### RECORD EXTRACTS
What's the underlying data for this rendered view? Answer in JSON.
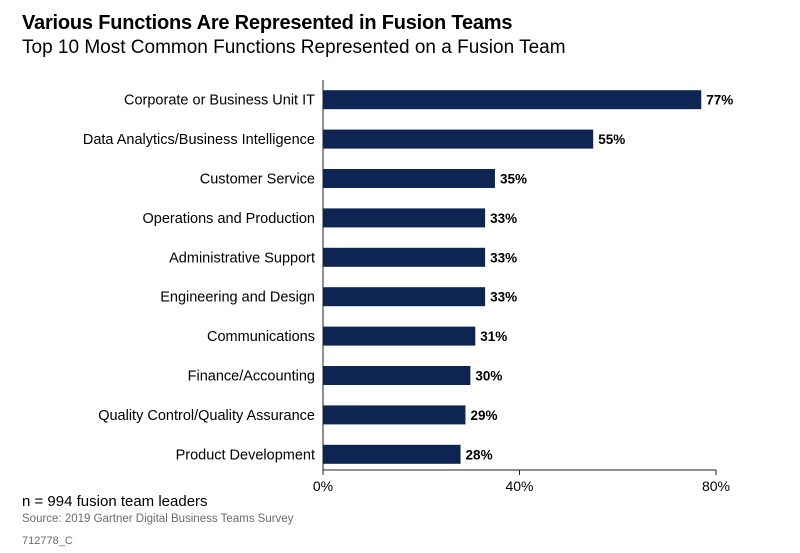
{
  "chart_data": {
    "type": "bar",
    "orientation": "horizontal",
    "title": "Various Functions Are Represented in Fusion Teams",
    "subtitle": "Top 10 Most Common Functions Represented on a Fusion Team",
    "categories": [
      "Corporate or Business Unit IT",
      "Data Analytics/Business Intelligence",
      "Customer Service",
      "Operations and Production",
      "Administrative Support",
      "Engineering and Design",
      "Communications",
      "Finance/Accounting",
      "Quality Control/Quality Assurance",
      "Product Development"
    ],
    "values": [
      77,
      55,
      35,
      33,
      33,
      33,
      31,
      30,
      29,
      28
    ],
    "value_labels": [
      "77%",
      "55%",
      "35%",
      "33%",
      "33%",
      "33%",
      "31%",
      "30%",
      "29%",
      "28%"
    ],
    "xlim": [
      0,
      80
    ],
    "x_ticks": [
      0,
      40,
      80
    ],
    "x_tick_labels": [
      "0%",
      "40%",
      "80%"
    ],
    "xlabel": "",
    "ylabel": "",
    "bar_color": "#0e2452",
    "grid": false
  },
  "footer": {
    "note": "n = 994 fusion team leaders",
    "source": "Source: 2019 Gartner Digital Business Teams Survey",
    "code": "712778_C"
  }
}
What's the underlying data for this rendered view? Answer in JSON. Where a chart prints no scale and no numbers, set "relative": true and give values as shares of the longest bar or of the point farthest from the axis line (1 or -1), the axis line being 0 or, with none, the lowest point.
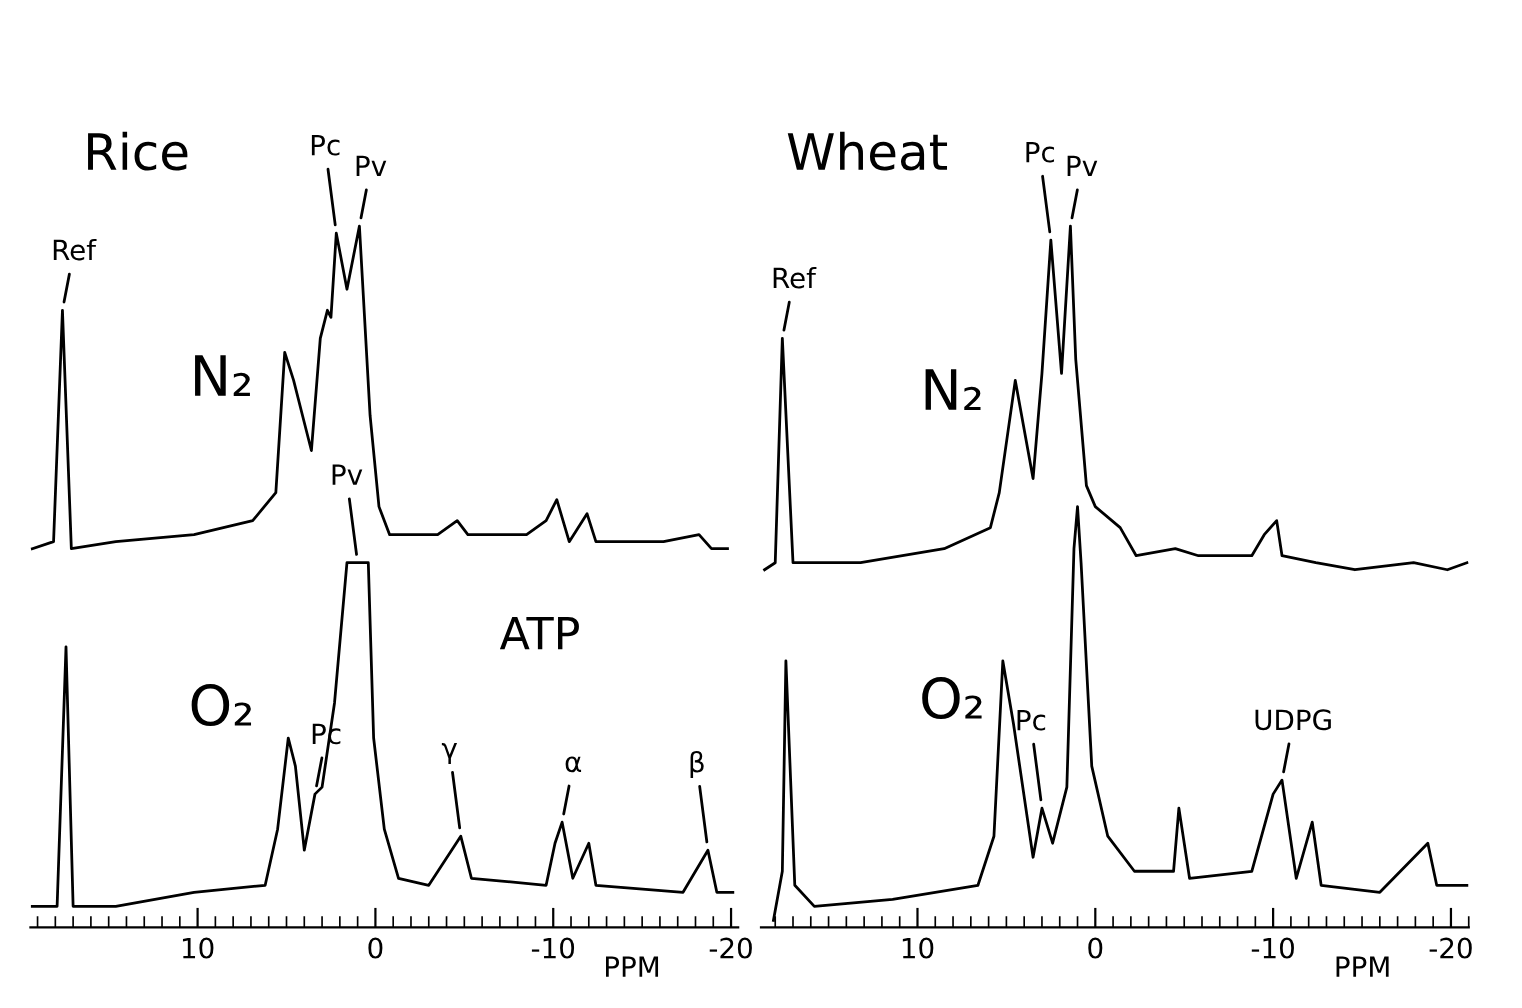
{
  "chart_data": [
    {
      "type": "line",
      "title": "Rice",
      "relative": true,
      "xlabel": "PPM",
      "xlim": [
        19.4,
        -20.4
      ],
      "xticks": [
        10,
        0,
        -10,
        -20
      ],
      "line_style": "solid",
      "series": [
        {
          "name": "N₂",
          "color": "#000000",
          "x": [
            19.3,
            18.1,
            17.6,
            17.1,
            14.6,
            10.2,
            6.9,
            5.6,
            5.1,
            4.6,
            4.1,
            3.6,
            3.1,
            2.7,
            2.5,
            2.2,
            1.6,
            0.9,
            0.3,
            -0.2,
            -0.8,
            -1.9,
            -3.5,
            -4.6,
            -5.2,
            -8.5,
            -9.6,
            -10.2,
            -10.9,
            -11.9,
            -12.4,
            -16.2,
            -18.2,
            -18.9,
            -19.8
          ],
          "values": [
            0.54,
            0.55,
            0.88,
            0.54,
            0.55,
            0.56,
            0.58,
            0.62,
            0.82,
            0.78,
            0.73,
            0.68,
            0.84,
            0.88,
            0.87,
            0.99,
            0.91,
            1.0,
            0.73,
            0.6,
            0.56,
            0.56,
            0.56,
            0.58,
            0.56,
            0.56,
            0.58,
            0.61,
            0.55,
            0.59,
            0.55,
            0.55,
            0.56,
            0.54,
            0.54
          ]
        },
        {
          "name": "O₂",
          "color": "#000000",
          "x": [
            19.3,
            17.9,
            17.4,
            17.0,
            14.6,
            10.2,
            6.2,
            5.5,
            4.9,
            4.5,
            4.0,
            3.4,
            3.0,
            2.3,
            1.6,
            0.4,
            0.1,
            -0.5,
            -1.3,
            -3.0,
            -4.8,
            -5.4,
            -9.6,
            -10.1,
            -10.5,
            -11.1,
            -12.0,
            -12.4,
            -17.3,
            -18.7,
            -19.2,
            -20.1
          ],
          "values": [
            0.03,
            0.03,
            0.4,
            0.03,
            0.03,
            0.05,
            0.06,
            0.14,
            0.27,
            0.23,
            0.11,
            0.19,
            0.2,
            0.32,
            0.52,
            0.52,
            0.27,
            0.14,
            0.07,
            0.06,
            0.13,
            0.07,
            0.06,
            0.12,
            0.15,
            0.07,
            0.12,
            0.06,
            0.05,
            0.11,
            0.05,
            0.05
          ]
        }
      ],
      "annotations": [
        {
          "text": "Ref",
          "x": 17.6,
          "y": 0.88
        },
        {
          "text": "Pc",
          "x": 2.2,
          "y": 0.99
        },
        {
          "text": "Pv",
          "x": 0.9,
          "y": 1.0
        },
        {
          "text": "Pv",
          "x": 1.0,
          "y": 0.52
        },
        {
          "text": "Pc",
          "x": 3.4,
          "y": 0.19
        },
        {
          "text": "γ",
          "x": -4.8,
          "y": 0.13
        },
        {
          "text": "α",
          "x": -10.5,
          "y": 0.15
        },
        {
          "text": "β",
          "x": -18.7,
          "y": 0.11
        },
        "ATP"
      ]
    },
    {
      "type": "line",
      "title": "Wheat",
      "relative": true,
      "xlabel": "PPM",
      "xlim": [
        18.8,
        -21.0
      ],
      "xticks": [
        10,
        0,
        -10,
        -20
      ],
      "line_style": "solid",
      "series": [
        {
          "name": "N₂",
          "color": "#000000",
          "x": [
            18.6,
            18.0,
            17.6,
            17.0,
            13.2,
            8.5,
            5.9,
            5.4,
            4.5,
            3.5,
            3.0,
            2.5,
            1.9,
            1.4,
            1.1,
            0.5,
            0.0,
            -1.4,
            -2.3,
            -4.5,
            -5.8,
            -8.8,
            -9.5,
            -10.2,
            -10.5,
            -12.4,
            -14.6,
            -17.9,
            -19.8,
            -20.9
          ],
          "values": [
            0.51,
            0.52,
            0.84,
            0.52,
            0.52,
            0.54,
            0.57,
            0.62,
            0.78,
            0.64,
            0.79,
            0.98,
            0.79,
            1.0,
            0.81,
            0.63,
            0.6,
            0.57,
            0.53,
            0.54,
            0.53,
            0.53,
            0.56,
            0.58,
            0.53,
            0.52,
            0.51,
            0.52,
            0.51,
            0.52
          ]
        },
        {
          "name": "O₂",
          "color": "#000000",
          "x": [
            18.1,
            17.6,
            17.4,
            16.9,
            15.8,
            11.4,
            6.6,
            5.7,
            5.2,
            4.6,
            3.5,
            3.0,
            2.4,
            1.6,
            1.2,
            1.0,
            0.8,
            0.2,
            -0.7,
            -2.2,
            -4.4,
            -4.7,
            -5.3,
            -8.8,
            -10.0,
            -10.5,
            -11.3,
            -12.2,
            -12.7,
            -16.0,
            -18.7,
            -19.2,
            -20.9
          ],
          "values": [
            0.01,
            0.08,
            0.38,
            0.06,
            0.03,
            0.04,
            0.06,
            0.13,
            0.38,
            0.29,
            0.1,
            0.17,
            0.12,
            0.2,
            0.54,
            0.6,
            0.52,
            0.23,
            0.13,
            0.08,
            0.08,
            0.17,
            0.07,
            0.08,
            0.19,
            0.21,
            0.07,
            0.15,
            0.06,
            0.05,
            0.12,
            0.06,
            0.06
          ]
        }
      ],
      "annotations": [
        {
          "text": "Ref",
          "x": 17.6,
          "y": 0.84
        },
        {
          "text": "Pc",
          "x": 2.5,
          "y": 0.98
        },
        {
          "text": "Pv",
          "x": 1.4,
          "y": 1.0
        },
        {
          "text": "Pc",
          "x": 3.0,
          "y": 0.17
        },
        {
          "text": "UDPG",
          "x": -10.5,
          "y": 0.21
        }
      ]
    }
  ]
}
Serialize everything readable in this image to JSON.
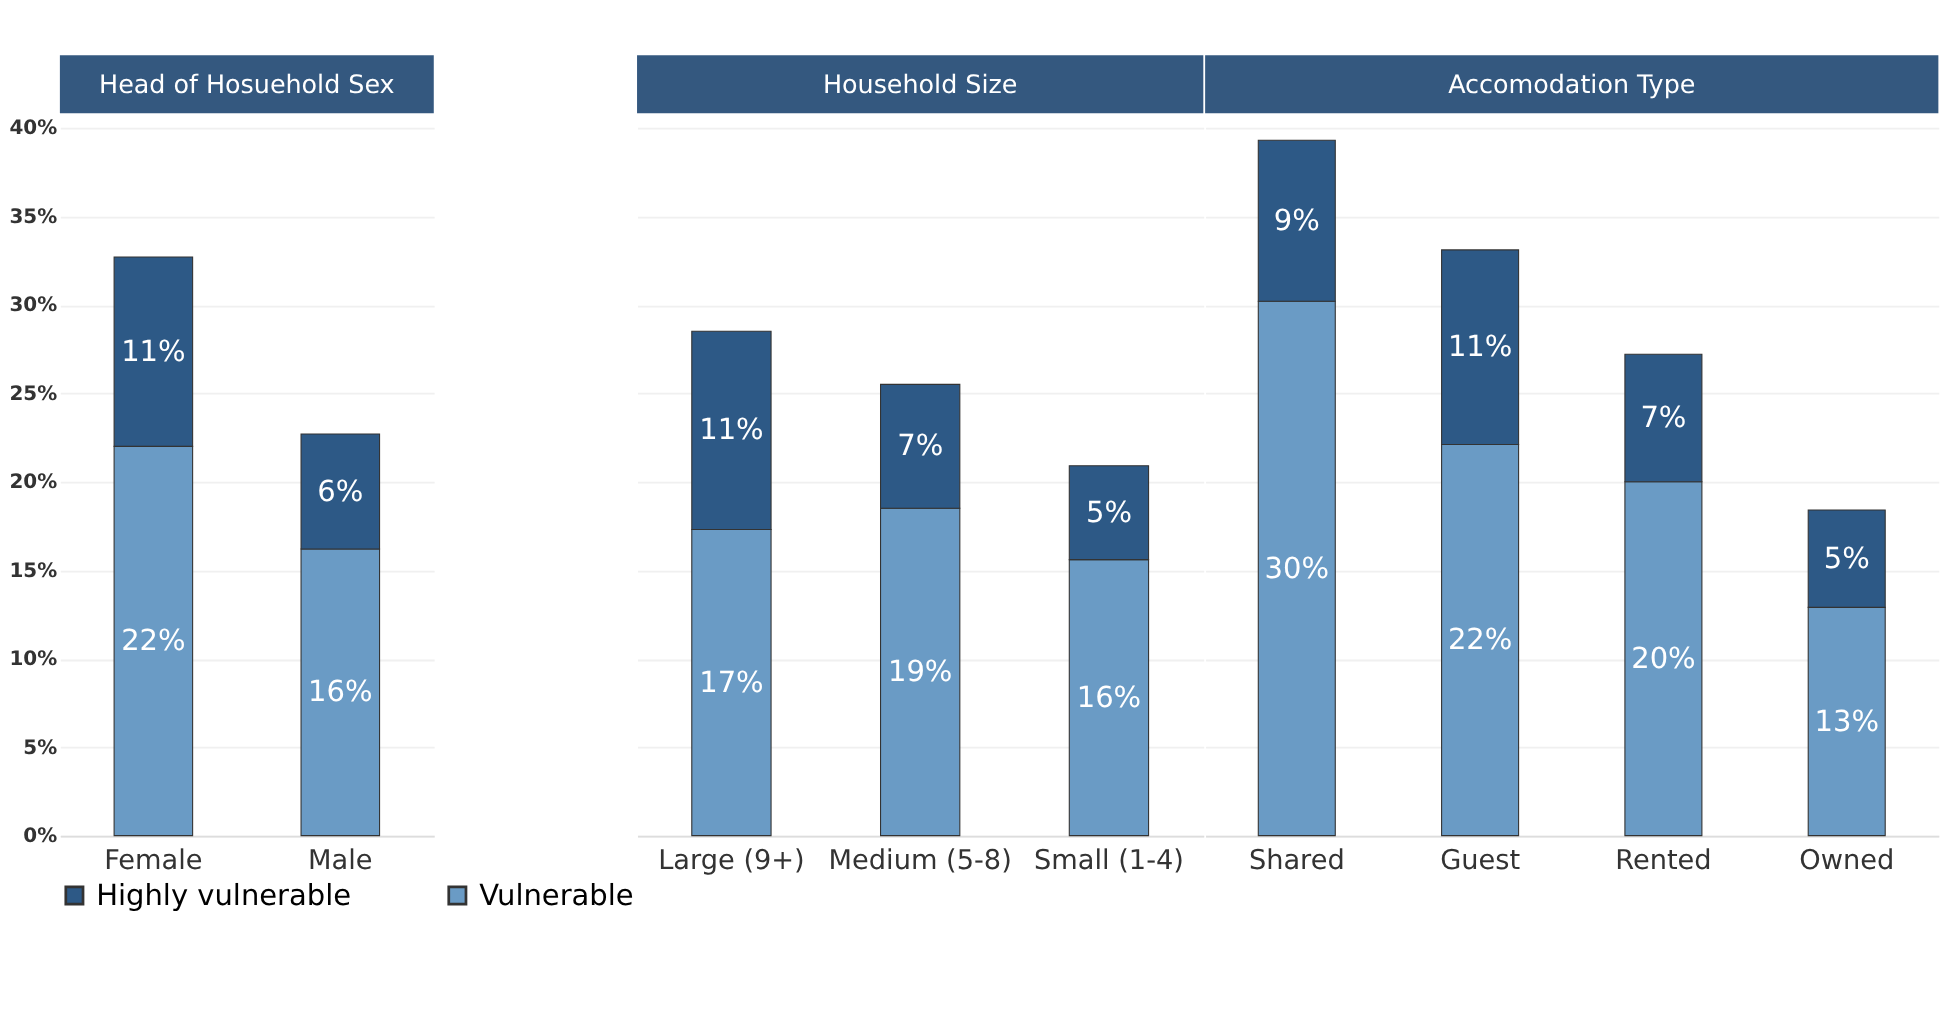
{
  "chart_data": [
    {
      "type": "bar",
      "title": "Head of Hosuehold Sex",
      "categories": [
        "Female",
        "Male"
      ],
      "stacked": true,
      "ylim": [
        0,
        40
      ],
      "yticks": [
        {
          "value": 0,
          "label": "0%"
        },
        {
          "value": 5,
          "label": "5%"
        },
        {
          "value": 10,
          "label": "10%"
        },
        {
          "value": 15,
          "label": "15%"
        },
        {
          "value": 20,
          "label": "20%"
        },
        {
          "value": 25,
          "label": "25%"
        },
        {
          "value": 30,
          "label": "30%"
        },
        {
          "value": 35,
          "label": "35%"
        },
        {
          "value": 40,
          "label": "40%"
        }
      ],
      "grid": "y",
      "legend": "bottom",
      "series": [
        {
          "name": "Vulnerable",
          "color": "#6a9bc5",
          "values": [
            22.0,
            16.2
          ],
          "value_labels": [
            "22%",
            "16%"
          ]
        },
        {
          "name": "Highly vulnerable",
          "color": "#2d5986",
          "values": [
            10.7,
            6.5
          ],
          "value_labels": [
            "11%",
            "6%"
          ]
        }
      ]
    },
    {
      "type": "bar",
      "title": "Household Size",
      "categories": [
        "Large (9+)",
        "Medium (5-8)",
        "Small (1-4)"
      ],
      "stacked": true,
      "ylim": [
        0,
        40
      ],
      "yticks": [
        0,
        5,
        10,
        15,
        20,
        25,
        30,
        35,
        40
      ],
      "grid": "y",
      "tick_labels": "x",
      "series": [
        {
          "color": "#6a9bc5",
          "values": [
            17.3,
            18.5,
            15.6
          ],
          "value_labels": [
            "17%",
            "19%",
            "16%"
          ]
        },
        {
          "color": "#2d5986",
          "values": [
            11.2,
            7.0,
            5.3
          ],
          "value_labels": [
            "11%",
            "7%",
            "5%"
          ]
        }
      ]
    },
    {
      "type": "bar",
      "title": "Accomodation Type",
      "categories": [
        "Shared",
        "Guest",
        "Rented",
        "Owned"
      ],
      "stacked": true,
      "ylim": [
        0,
        40
      ],
      "yticks": [
        0,
        5,
        10,
        15,
        20,
        25,
        30,
        35,
        40
      ],
      "grid": "y",
      "tick_labels": "x",
      "series": [
        {
          "color": "#6a9bc5",
          "values": [
            30.2,
            22.1,
            20.0,
            12.9
          ],
          "value_labels": [
            "30%",
            "22%",
            "20%",
            "13%"
          ]
        },
        {
          "color": "#2d5986",
          "values": [
            9.1,
            11.0,
            7.2,
            5.5
          ],
          "value_labels": [
            "9%",
            "11%",
            "7%",
            "5%"
          ]
        }
      ]
    }
  ]
}
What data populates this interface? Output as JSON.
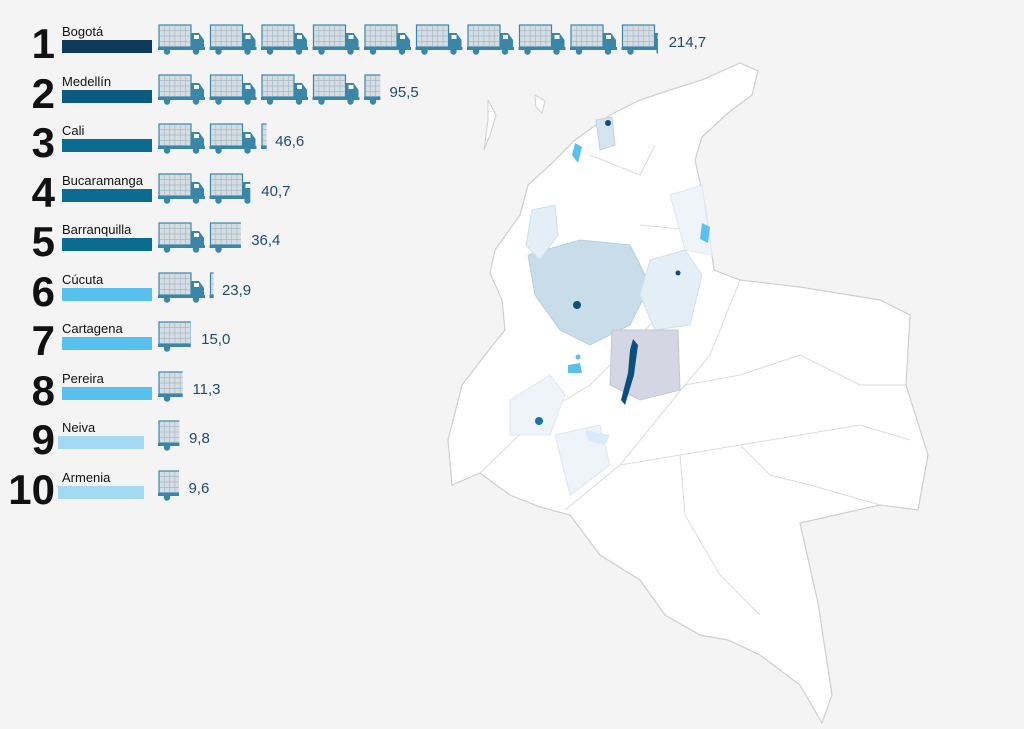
{
  "chart_data": {
    "type": "bar",
    "categories": [
      "Bogotá",
      "Medellín",
      "Cali",
      "Bucaramanga",
      "Barranquilla",
      "Cúcuta",
      "Cartagena",
      "Pereira",
      "Neiva",
      "Armenia"
    ],
    "ranks": [
      "1",
      "2",
      "3",
      "4",
      "5",
      "6",
      "7",
      "8",
      "9",
      "10"
    ],
    "values": [
      214.7,
      95.5,
      46.6,
      40.7,
      36.4,
      23.9,
      15.0,
      11.3,
      9.8,
      9.6
    ],
    "value_labels": [
      "214,7",
      "95,5",
      "46,6",
      "40,7",
      "36,4",
      "23,9",
      "15,0",
      "11,3",
      "9,8",
      "9,6"
    ],
    "bar_colors": [
      "#0e3a5b",
      "#0c5a80",
      "#0c6b91",
      "#0c6b91",
      "#0c6b91",
      "#57c0ec",
      "#57c0ec",
      "#57c0ec",
      "#a4d9f3",
      "#a4d9f3"
    ],
    "icon": "truck-icon",
    "units_per_icon": 22,
    "title": "",
    "xlabel": "",
    "ylabel": ""
  },
  "colors": {
    "background": "#f4f4f4",
    "icon_fill": "#d5dde3",
    "icon_stroke": "#3a86a8",
    "value_text": "#1c4d6e",
    "map_fill": "#ffffff",
    "map_border": "#cfcfcf",
    "region_light": "#e3eef6",
    "region_medium": "#c8dcea",
    "region_lavender": "#d4d6e4",
    "city_marker": "#0c4f7a",
    "water": "#5cc0ec"
  }
}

### THE PROBLEM
Copy out every line of the data that includes the word "JSON".

### FULL OUTPUT
What's the underlying data for this rendered view? Answer in JSON.
What's the underlying data for this rendered view? Answer in JSON. Where a chart prints no scale and no numbers, set "relative": true and give values as shares of the longest bar or of the point farthest from the axis line (1 or -1), the axis line being 0 or, with none, the lowest point.
Serialize everything readable in this image to JSON.
What data populates this interface? Output as JSON.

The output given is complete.